SET EXERCISE: Find every line in the records below that holds the word "this", and copy each one.

Stored data entries:

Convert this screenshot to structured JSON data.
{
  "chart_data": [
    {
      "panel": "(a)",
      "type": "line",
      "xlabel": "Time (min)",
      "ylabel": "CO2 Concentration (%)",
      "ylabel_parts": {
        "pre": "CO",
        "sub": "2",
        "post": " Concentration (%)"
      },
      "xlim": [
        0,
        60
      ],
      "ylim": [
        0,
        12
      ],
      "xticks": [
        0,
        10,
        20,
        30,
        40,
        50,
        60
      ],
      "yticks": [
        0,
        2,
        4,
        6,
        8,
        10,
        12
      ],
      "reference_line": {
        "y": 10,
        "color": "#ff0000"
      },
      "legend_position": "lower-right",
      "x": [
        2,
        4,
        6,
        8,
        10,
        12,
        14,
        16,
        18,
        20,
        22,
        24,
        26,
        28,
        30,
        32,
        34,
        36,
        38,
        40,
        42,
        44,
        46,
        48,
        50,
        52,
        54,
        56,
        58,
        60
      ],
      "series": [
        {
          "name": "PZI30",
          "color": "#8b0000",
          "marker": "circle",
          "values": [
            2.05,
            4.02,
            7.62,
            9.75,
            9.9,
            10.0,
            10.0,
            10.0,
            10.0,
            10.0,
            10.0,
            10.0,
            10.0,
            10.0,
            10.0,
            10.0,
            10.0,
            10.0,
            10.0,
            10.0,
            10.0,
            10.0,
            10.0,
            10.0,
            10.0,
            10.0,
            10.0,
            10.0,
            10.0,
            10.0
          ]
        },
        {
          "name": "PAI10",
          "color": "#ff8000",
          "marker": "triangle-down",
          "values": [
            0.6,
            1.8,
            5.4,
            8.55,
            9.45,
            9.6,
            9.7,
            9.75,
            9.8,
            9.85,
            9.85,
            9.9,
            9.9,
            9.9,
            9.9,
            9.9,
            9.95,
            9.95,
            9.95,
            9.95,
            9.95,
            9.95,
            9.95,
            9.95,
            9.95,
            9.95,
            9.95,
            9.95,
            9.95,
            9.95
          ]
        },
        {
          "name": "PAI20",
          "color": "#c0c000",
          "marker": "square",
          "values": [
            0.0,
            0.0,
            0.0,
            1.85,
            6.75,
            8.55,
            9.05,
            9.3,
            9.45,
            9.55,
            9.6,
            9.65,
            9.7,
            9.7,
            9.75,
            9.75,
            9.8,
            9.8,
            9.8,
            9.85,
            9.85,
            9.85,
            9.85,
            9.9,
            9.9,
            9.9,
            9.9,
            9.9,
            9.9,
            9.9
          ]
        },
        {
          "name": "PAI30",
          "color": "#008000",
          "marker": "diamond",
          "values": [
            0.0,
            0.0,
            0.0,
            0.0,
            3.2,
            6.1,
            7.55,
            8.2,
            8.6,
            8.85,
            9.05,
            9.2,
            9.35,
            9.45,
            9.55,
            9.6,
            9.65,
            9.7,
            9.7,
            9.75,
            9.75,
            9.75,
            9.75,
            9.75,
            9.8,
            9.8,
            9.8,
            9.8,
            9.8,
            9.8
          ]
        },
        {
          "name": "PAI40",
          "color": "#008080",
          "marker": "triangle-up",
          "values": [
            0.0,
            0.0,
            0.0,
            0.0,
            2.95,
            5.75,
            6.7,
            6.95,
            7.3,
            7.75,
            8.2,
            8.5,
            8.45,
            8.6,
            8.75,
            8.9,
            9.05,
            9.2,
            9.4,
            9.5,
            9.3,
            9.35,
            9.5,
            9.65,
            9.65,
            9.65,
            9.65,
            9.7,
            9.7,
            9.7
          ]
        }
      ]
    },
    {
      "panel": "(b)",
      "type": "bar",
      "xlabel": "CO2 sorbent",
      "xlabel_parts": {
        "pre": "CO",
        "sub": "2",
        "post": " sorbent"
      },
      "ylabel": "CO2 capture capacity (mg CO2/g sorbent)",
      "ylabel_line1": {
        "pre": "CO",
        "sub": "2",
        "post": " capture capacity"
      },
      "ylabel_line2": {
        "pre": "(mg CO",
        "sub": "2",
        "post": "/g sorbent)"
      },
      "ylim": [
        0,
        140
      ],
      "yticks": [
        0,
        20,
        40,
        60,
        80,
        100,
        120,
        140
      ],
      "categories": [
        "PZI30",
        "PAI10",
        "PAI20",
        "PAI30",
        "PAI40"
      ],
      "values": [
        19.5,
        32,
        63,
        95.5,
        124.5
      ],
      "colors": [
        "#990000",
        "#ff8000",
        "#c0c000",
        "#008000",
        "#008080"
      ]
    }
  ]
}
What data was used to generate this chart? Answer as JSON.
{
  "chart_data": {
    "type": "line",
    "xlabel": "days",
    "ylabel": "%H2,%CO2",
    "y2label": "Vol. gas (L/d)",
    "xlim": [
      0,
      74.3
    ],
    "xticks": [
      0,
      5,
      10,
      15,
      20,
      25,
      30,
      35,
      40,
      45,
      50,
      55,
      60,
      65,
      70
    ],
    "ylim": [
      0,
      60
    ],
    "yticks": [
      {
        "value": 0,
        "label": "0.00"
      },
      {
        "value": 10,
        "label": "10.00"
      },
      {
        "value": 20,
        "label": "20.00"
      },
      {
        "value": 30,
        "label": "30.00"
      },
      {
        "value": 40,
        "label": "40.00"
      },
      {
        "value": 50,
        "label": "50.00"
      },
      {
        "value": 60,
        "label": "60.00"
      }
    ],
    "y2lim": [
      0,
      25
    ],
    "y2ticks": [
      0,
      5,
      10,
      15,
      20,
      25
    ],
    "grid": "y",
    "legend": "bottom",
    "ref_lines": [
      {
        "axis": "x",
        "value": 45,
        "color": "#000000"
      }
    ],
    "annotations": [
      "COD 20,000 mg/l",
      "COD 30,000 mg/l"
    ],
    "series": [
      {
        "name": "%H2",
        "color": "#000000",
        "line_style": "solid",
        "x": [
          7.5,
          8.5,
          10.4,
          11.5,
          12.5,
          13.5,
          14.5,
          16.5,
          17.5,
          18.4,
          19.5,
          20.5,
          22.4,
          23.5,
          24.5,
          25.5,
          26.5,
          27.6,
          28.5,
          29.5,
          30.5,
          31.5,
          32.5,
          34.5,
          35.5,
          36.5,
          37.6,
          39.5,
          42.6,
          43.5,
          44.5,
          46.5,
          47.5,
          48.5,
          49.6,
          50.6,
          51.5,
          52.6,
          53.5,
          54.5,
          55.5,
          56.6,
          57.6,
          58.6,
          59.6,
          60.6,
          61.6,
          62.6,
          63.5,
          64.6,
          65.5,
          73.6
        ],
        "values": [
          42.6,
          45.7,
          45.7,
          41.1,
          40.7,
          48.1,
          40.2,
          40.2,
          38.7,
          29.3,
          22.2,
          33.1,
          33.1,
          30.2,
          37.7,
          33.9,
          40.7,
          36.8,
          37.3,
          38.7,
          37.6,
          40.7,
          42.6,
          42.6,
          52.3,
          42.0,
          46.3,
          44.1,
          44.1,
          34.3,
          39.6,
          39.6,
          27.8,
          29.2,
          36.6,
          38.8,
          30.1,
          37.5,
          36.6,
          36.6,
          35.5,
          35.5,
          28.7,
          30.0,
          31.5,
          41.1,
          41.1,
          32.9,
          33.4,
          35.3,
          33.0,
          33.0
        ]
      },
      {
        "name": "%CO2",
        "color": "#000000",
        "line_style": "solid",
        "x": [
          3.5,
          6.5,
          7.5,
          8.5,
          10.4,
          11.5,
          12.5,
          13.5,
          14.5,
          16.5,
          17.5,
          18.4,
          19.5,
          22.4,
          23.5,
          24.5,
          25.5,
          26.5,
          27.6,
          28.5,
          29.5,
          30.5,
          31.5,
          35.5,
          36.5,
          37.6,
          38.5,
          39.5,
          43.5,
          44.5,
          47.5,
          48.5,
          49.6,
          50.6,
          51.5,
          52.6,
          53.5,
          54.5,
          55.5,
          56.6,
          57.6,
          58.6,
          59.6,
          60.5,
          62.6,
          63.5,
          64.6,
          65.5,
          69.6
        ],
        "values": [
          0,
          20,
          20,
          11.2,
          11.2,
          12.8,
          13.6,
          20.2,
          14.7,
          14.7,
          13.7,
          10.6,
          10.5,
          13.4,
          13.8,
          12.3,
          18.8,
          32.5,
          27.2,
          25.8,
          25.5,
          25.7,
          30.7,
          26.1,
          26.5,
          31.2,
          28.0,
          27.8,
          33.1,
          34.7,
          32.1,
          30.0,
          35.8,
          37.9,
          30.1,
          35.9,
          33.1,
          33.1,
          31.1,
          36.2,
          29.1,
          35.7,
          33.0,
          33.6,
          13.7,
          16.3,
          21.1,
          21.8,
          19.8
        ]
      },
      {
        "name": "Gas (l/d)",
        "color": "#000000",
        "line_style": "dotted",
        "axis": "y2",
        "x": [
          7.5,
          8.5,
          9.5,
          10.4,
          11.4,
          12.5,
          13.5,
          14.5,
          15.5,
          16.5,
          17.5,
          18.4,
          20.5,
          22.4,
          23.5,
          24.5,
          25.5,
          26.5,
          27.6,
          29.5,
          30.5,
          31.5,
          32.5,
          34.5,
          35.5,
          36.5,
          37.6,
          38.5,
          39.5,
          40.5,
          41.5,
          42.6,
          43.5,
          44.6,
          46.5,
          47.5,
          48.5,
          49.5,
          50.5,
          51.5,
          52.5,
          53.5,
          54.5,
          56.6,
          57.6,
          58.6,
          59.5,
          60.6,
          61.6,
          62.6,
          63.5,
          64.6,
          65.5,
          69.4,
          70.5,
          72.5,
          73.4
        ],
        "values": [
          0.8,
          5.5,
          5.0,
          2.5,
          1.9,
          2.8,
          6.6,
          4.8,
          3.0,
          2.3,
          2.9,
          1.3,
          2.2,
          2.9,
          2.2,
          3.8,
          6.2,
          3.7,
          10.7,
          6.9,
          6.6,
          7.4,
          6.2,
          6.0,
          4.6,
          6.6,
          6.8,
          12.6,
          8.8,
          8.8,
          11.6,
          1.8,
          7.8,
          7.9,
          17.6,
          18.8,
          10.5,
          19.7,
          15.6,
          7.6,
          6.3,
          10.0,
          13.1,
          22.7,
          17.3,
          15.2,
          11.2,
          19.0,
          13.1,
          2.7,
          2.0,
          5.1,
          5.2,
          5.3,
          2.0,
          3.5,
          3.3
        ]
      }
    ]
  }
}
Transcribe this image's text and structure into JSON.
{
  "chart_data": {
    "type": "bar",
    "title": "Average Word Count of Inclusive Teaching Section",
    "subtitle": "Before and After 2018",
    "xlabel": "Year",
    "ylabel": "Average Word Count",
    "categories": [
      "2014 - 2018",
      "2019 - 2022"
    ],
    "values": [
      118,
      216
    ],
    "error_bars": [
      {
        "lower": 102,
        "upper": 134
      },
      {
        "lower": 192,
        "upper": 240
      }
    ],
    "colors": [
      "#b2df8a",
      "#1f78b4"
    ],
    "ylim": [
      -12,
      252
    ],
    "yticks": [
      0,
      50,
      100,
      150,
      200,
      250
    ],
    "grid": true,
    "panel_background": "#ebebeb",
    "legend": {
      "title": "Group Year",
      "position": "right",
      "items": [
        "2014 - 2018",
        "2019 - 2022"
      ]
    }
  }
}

FINISHED TASK:
Convert this screenshot to structured JSON data.
What data was used to generate this chart? Answer as JSON.
Transcribe this image's text and structure into JSON.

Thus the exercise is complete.